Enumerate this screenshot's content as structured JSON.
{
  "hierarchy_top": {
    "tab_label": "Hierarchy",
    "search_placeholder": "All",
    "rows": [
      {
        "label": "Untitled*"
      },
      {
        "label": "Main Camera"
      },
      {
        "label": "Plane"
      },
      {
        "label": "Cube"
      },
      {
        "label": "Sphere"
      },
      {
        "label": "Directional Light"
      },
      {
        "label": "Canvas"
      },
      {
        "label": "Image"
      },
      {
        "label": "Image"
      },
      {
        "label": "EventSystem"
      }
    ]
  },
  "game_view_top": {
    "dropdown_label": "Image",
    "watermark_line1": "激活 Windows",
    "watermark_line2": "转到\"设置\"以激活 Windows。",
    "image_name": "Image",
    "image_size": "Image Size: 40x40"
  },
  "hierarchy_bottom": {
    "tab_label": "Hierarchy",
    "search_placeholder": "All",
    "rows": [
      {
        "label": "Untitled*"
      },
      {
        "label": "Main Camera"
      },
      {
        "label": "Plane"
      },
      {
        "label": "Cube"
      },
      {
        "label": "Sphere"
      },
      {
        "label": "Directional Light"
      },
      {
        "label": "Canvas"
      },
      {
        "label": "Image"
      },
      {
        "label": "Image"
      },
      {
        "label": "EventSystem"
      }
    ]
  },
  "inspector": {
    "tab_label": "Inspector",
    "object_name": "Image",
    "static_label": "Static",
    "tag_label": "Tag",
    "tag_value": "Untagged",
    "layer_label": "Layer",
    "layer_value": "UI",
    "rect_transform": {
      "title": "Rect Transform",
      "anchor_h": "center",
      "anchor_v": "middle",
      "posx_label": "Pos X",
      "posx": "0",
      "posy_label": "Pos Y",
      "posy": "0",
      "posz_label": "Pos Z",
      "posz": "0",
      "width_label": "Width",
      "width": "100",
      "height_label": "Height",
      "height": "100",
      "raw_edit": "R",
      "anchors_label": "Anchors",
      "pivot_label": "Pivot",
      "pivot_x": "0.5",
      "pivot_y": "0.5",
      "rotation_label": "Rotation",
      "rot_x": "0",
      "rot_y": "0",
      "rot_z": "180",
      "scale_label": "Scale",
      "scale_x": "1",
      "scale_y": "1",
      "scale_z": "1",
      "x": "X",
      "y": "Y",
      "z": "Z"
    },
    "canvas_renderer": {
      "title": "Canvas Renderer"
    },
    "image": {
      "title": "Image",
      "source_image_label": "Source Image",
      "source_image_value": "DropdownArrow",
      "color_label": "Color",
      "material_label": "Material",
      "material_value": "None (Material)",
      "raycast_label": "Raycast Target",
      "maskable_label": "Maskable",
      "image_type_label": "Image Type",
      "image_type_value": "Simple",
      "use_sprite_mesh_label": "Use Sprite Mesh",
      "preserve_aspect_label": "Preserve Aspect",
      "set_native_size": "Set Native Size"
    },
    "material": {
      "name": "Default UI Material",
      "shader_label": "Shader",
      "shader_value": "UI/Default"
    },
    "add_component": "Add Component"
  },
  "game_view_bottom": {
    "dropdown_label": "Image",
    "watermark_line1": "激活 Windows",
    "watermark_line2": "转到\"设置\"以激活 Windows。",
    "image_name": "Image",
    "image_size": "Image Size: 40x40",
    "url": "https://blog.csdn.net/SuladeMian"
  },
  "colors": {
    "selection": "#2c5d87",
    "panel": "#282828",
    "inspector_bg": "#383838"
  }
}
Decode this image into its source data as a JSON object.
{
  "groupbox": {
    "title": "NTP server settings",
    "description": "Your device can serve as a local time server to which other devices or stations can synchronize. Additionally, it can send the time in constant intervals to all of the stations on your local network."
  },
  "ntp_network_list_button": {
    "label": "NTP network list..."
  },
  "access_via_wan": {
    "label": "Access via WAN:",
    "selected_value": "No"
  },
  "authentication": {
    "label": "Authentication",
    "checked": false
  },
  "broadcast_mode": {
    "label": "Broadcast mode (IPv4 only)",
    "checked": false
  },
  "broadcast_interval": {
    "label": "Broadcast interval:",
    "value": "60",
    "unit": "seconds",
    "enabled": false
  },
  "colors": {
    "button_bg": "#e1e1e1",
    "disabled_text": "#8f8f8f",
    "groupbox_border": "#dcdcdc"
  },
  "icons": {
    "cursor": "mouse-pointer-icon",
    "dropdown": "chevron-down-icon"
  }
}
_ _ _ _
### Stated problem
Reproduce each record exactly, leaving nothing out.

### Written solution
Enumerate this screenshot's content as structured JSON.
{
  "hierarchy_top": {
    "tab_label": "Hierarchy",
    "search_placeholder": "All",
    "rows": [
      {
        "label": "Untitled*"
      },
      {
        "label": "Main Camera"
      },
      {
        "label": "Plane"
      },
      {
        "label": "Cube"
      },
      {
        "label": "Sphere"
      },
      {
        "label": "Directional Light"
      },
      {
        "label": "Canvas"
      },
      {
        "label": "Image"
      },
      {
        "label": "Image"
      },
      {
        "label": "EventSystem"
      }
    ]
  },
  "game_view_top": {
    "dropdown_label": "Image",
    "watermark_line1": "激活 Windows",
    "watermark_line2": "转到\"设置\"以激活 Windows。",
    "image_name": "Image",
    "image_size": "Image Size: 40x40"
  },
  "hierarchy_bottom": {
    "tab_label": "Hierarchy",
    "search_placeholder": "All",
    "rows": [
      {
        "label": "Untitled*"
      },
      {
        "label": "Main Camera"
      },
      {
        "label": "Plane"
      },
      {
        "label": "Cube"
      },
      {
        "label": "Sphere"
      },
      {
        "label": "Directional Light"
      },
      {
        "label": "Canvas"
      },
      {
        "label": "Image"
      },
      {
        "label": "Image"
      },
      {
        "label": "EventSystem"
      }
    ]
  },
  "inspector": {
    "tab_label": "Inspector",
    "object_name": "Image",
    "static_label": "Static",
    "tag_label": "Tag",
    "tag_value": "Untagged",
    "layer_label": "Layer",
    "layer_value": "UI",
    "rect_transform": {
      "title": "Rect Transform",
      "anchor_h": "center",
      "anchor_v": "middle",
      "posx_label": "Pos X",
      "posx": "0",
      "posy_label": "Pos Y",
      "posy": "0",
      "posz_label": "Pos Z",
      "posz": "0",
      "width_label": "Width",
      "width": "100",
      "height_label": "Height",
      "height": "100",
      "raw_edit": "R",
      "anchors_label": "Anchors",
      "pivot_label": "Pivot",
      "pivot_x": "0.5",
      "pivot_y": "0.5",
      "rotation_label": "Rotation",
      "rot_x": "0",
      "rot_y": "0",
      "rot_z": "180",
      "scale_label": "Scale",
      "scale_x": "1",
      "scale_y": "1",
      "scale_z": "1",
      "x": "X",
      "y": "Y",
      "z": "Z"
    },
    "canvas_renderer": {
      "title": "Canvas Renderer"
    },
    "image": {
      "title": "Image",
      "source_image_label": "Source Image",
      "source_image_value": "DropdownArrow",
      "color_label": "Color",
      "material_label": "Material",
      "material_value": "None (Material)",
      "raycast_label": "Raycast Target",
      "maskable_label": "Maskable",
      "image_type_label": "Image Type",
      "image_type_value": "Simple",
      "use_sprite_mesh_label": "Use Sprite Mesh",
      "preserve_aspect_label": "Preserve Aspect",
      "set_native_size": "Set Native Size"
    },
    "material": {
      "name": "Default UI Material",
      "shader_label": "Shader",
      "shader_value": "UI/Default"
    },
    "add_component": "Add Component"
  },
  "game_view_bottom": {
    "dropdown_label": "Image",
    "watermark_line1": "激活 Windows",
    "watermark_line2": "转到\"设置\"以激活 Windows。",
    "image_name": "Image",
    "image_size": "Image Size: 40x40",
    "url": "https://blog.csdn.net/SuladeMian"
  },
  "colors": {
    "selection": "#2c5d87",
    "panel": "#282828",
    "inspector_bg": "#383838"
  }
}
Decode this image into its source data as a JSON object.
{
  "groupbox": {
    "title": "NTP server settings",
    "description": "Your device can serve as a local time server to which other devices or stations can synchronize. Additionally, it can send the time in constant intervals to all of the stations on your local network."
  },
  "ntp_network_list_button": {
    "label": "NTP network list..."
  },
  "access_via_wan": {
    "label": "Access via WAN:",
    "selected_value": "No"
  },
  "authentication": {
    "label": "Authentication",
    "checked": false
  },
  "broadcast_mode": {
    "label": "Broadcast mode (IPv4 only)",
    "checked": false
  },
  "broadcast_interval": {
    "label": "Broadcast interval:",
    "value": "60",
    "unit": "seconds",
    "enabled": false
  },
  "colors": {
    "button_bg": "#e1e1e1",
    "disabled_text": "#8f8f8f",
    "groupbox_border": "#dcdcdc"
  },
  "icons": {
    "cursor": "mouse-pointer-icon",
    "dropdown": "chevron-down-icon"
  }
}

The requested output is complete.